(STATED GOAL)
Reproduce the full listing that appears beneath this instruction exactly.

(PROVIDED INFORMATION)
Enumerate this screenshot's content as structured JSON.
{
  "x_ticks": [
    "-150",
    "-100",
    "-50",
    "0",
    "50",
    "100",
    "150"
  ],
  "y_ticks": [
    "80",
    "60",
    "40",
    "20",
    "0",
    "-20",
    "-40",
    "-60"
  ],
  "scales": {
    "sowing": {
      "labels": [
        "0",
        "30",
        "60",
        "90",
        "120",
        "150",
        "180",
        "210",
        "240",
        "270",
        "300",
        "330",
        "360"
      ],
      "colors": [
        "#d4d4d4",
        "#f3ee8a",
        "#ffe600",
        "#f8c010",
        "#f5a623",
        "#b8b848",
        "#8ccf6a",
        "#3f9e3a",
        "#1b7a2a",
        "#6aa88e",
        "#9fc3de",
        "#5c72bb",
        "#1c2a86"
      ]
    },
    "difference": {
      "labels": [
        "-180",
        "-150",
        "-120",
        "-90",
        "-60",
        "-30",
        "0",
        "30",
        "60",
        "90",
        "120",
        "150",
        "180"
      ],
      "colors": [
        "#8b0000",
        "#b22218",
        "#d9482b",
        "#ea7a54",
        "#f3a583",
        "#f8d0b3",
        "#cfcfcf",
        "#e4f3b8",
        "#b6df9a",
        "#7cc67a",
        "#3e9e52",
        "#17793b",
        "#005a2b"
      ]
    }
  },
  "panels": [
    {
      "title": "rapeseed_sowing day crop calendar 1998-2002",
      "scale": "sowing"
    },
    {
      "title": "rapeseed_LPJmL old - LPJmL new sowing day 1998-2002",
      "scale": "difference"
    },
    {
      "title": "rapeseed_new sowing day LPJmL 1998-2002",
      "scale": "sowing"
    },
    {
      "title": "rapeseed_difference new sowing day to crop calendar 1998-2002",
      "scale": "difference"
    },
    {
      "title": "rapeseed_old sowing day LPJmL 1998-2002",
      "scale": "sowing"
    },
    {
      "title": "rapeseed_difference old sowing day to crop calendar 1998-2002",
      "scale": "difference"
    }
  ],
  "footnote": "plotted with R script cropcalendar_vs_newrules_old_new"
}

(SOLVED PROBLEM)
Enumerate this screenshot's content as structured JSON.
{
  "x_ticks": [
    "-150",
    "-100",
    "-50",
    "0",
    "50",
    "100",
    "150"
  ],
  "y_ticks": [
    "80",
    "60",
    "40",
    "20",
    "0",
    "-20",
    "-40",
    "-60"
  ],
  "scales": {
    "sowing": {
      "labels": [
        "0",
        "30",
        "60",
        "90",
        "120",
        "150",
        "180",
        "210",
        "240",
        "270",
        "300",
        "330",
        "360"
      ],
      "colors": [
        "#d4d4d4",
        "#f3ee8a",
        "#ffe600",
        "#f8c010",
        "#f5a623",
        "#b8b848",
        "#8ccf6a",
        "#3f9e3a",
        "#1b7a2a",
        "#6aa88e",
        "#9fc3de",
        "#5c72bb",
        "#1c2a86"
      ]
    },
    "difference": {
      "labels": [
        "-180",
        "-150",
        "-120",
        "-90",
        "-60",
        "-30",
        "0",
        "30",
        "60",
        "90",
        "120",
        "150",
        "180"
      ],
      "colors": [
        "#8b0000",
        "#b22218",
        "#d9482b",
        "#ea7a54",
        "#f3a583",
        "#f8d0b3",
        "#cfcfcf",
        "#e4f3b8",
        "#b6df9a",
        "#7cc67a",
        "#3e9e52",
        "#17793b",
        "#005a2b"
      ]
    }
  },
  "panels": [
    {
      "title": "rapeseed_sowing day crop calendar 1998-2002",
      "scale": "sowing"
    },
    {
      "title": "rapeseed_LPJmL old - LPJmL new sowing day 1998-2002",
      "scale": "difference"
    },
    {
      "title": "rapeseed_new sowing day LPJmL 1998-2002",
      "scale": "sowing"
    },
    {
      "title": "rapeseed_difference new sowing day to crop calendar 1998-2002",
      "scale": "difference"
    },
    {
      "title": "rapeseed_old sowing day LPJmL 1998-2002",
      "scale": "sowing"
    },
    {
      "title": "rapeseed_difference old sowing day to crop calendar 1998-2002",
      "scale": "difference"
    }
  ],
  "footnote": "plotted with R script cropcalendar_vs_newrules_old_new"
}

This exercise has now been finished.